▶ [Given exercise]:
Every line with the word "单位名称" in it should be extracted from the data that follows.

▶ [Data extract]:
__________

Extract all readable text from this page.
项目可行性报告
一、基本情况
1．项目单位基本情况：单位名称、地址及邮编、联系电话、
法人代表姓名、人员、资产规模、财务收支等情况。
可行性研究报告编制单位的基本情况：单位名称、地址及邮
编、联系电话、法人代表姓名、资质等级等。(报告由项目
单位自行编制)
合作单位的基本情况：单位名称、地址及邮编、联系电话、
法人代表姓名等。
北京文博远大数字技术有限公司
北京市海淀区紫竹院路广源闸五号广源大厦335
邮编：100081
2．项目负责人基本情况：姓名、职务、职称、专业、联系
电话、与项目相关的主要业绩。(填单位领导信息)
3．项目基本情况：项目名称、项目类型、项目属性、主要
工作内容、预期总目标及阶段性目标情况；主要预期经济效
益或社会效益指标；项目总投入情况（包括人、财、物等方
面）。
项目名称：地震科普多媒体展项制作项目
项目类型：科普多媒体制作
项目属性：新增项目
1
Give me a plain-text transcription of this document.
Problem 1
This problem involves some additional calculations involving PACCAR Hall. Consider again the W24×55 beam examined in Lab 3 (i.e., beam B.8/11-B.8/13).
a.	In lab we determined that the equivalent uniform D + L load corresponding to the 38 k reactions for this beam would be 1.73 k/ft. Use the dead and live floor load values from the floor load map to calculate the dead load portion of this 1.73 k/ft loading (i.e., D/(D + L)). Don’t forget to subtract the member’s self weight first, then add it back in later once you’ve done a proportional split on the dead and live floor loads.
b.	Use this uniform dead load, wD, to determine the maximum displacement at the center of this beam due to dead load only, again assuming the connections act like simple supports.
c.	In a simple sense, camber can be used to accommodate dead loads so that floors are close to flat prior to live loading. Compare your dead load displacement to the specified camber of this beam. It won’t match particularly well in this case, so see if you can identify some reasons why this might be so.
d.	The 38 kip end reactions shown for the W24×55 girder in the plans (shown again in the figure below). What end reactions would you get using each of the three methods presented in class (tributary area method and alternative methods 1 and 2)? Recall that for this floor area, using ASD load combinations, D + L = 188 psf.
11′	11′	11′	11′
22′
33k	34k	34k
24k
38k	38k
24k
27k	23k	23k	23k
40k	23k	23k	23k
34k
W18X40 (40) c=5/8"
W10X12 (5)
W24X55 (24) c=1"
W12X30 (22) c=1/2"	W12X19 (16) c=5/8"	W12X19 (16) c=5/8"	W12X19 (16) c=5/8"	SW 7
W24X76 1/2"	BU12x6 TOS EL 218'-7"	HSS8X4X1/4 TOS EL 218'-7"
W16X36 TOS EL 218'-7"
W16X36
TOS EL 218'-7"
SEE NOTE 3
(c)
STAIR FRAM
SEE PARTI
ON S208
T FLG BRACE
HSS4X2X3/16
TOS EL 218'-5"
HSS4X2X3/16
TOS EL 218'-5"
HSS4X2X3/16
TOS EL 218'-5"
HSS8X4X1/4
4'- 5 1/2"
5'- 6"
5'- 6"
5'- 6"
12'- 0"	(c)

__________

▶ [The solution]:
1．项目单位基本情况：单位名称、地址及邮编、联系电话、
可行性研究报告编制单位的基本情况：单位名称、地址及邮
合作单位的基本情况：单位名称、地址及邮编、联系电话、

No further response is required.